[Items from a dataset]
──────────
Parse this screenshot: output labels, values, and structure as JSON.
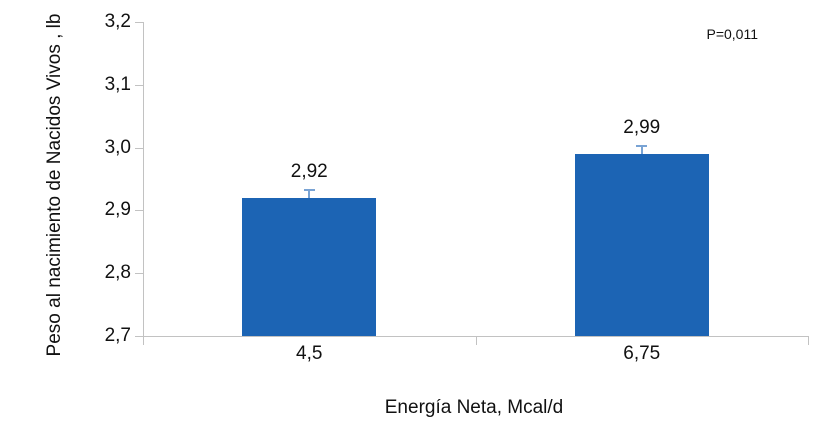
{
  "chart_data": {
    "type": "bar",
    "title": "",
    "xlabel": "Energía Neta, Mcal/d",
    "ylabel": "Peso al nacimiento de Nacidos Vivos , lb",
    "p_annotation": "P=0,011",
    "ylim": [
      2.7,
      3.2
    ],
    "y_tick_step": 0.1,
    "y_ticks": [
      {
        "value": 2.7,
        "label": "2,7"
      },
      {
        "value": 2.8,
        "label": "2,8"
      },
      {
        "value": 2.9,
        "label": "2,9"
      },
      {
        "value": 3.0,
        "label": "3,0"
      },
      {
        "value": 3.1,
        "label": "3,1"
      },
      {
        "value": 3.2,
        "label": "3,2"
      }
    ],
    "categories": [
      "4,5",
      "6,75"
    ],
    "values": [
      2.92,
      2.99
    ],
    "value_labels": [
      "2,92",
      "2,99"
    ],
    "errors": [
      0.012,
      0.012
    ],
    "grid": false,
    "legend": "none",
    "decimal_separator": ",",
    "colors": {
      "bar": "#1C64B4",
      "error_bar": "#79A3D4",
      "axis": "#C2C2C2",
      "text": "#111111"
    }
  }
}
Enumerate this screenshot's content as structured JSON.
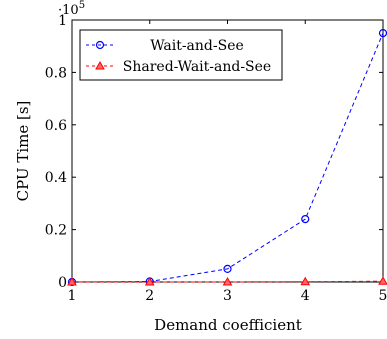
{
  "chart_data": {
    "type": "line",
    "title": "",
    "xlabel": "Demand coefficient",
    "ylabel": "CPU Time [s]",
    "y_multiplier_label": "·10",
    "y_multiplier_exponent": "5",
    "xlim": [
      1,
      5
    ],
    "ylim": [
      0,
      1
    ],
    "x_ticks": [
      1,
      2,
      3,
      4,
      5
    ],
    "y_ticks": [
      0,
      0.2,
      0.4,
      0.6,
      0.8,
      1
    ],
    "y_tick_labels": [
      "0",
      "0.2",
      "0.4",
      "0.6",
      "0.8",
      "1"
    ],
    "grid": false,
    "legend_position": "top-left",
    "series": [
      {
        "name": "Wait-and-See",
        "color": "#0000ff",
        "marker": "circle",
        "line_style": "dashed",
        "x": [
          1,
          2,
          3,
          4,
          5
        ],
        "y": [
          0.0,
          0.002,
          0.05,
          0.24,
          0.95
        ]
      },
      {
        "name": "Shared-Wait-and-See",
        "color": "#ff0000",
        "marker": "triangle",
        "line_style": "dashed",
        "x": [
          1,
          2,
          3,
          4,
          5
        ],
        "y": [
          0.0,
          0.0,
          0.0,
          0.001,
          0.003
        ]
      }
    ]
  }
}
──────────
### [Work to be completed]
Quote the data above in full and without alteration; skip the pictures.

### [Answer]
Parse this screenshot: output labels, values, and structure as JSON.
{
  "chart_data": {
    "type": "bar",
    "title": "",
    "xlabel": "Energía Neta, Mcal/d",
    "ylabel": "Peso al nacimiento de Nacidos Vivos , lb",
    "p_annotation": "P=0,011",
    "ylim": [
      2.7,
      3.2
    ],
    "y_tick_step": 0.1,
    "y_ticks": [
      {
        "value": 2.7,
        "label": "2,7"
      },
      {
        "value": 2.8,
        "label": "2,8"
      },
      {
        "value": 2.9,
        "label": "2,9"
      },
      {
        "value": 3.0,
        "label": "3,0"
      },
      {
        "value": 3.1,
        "label": "3,1"
      },
      {
        "value": 3.2,
        "label": "3,2"
      }
    ],
    "categories": [
      "4,5",
      "6,75"
    ],
    "values": [
      2.92,
      2.99
    ],
    "value_labels": [
      "2,92",
      "2,99"
    ],
    "errors": [
      0.012,
      0.012
    ],
    "grid": false,
    "legend": "none",
    "decimal_separator": ",",
    "colors": {
      "bar": "#1C64B4",
      "error_bar": "#79A3D4",
      "axis": "#C2C2C2",
      "text": "#111111"
    }
  }
}
Enumerate this screenshot's content as structured JSON.
{
  "chart_data": {
    "type": "line",
    "title": "",
    "xlabel": "Demand coefficient",
    "ylabel": "CPU Time [s]",
    "y_multiplier_label": "·10",
    "y_multiplier_exponent": "5",
    "xlim": [
      1,
      5
    ],
    "ylim": [
      0,
      1
    ],
    "x_ticks": [
      1,
      2,
      3,
      4,
      5
    ],
    "y_ticks": [
      0,
      0.2,
      0.4,
      0.6,
      0.8,
      1
    ],
    "y_tick_labels": [
      "0",
      "0.2",
      "0.4",
      "0.6",
      "0.8",
      "1"
    ],
    "grid": false,
    "legend_position": "top-left",
    "series": [
      {
        "name": "Wait-and-See",
        "color": "#0000ff",
        "marker": "circle",
        "line_style": "dashed",
        "x": [
          1,
          2,
          3,
          4,
          5
        ],
        "y": [
          0.0,
          0.002,
          0.05,
          0.24,
          0.95
        ]
      },
      {
        "name": "Shared-Wait-and-See",
        "color": "#ff0000",
        "marker": "triangle",
        "line_style": "dashed",
        "x": [
          1,
          2,
          3,
          4,
          5
        ],
        "y": [
          0.0,
          0.0,
          0.0,
          0.001,
          0.003
        ]
      }
    ]
  }
}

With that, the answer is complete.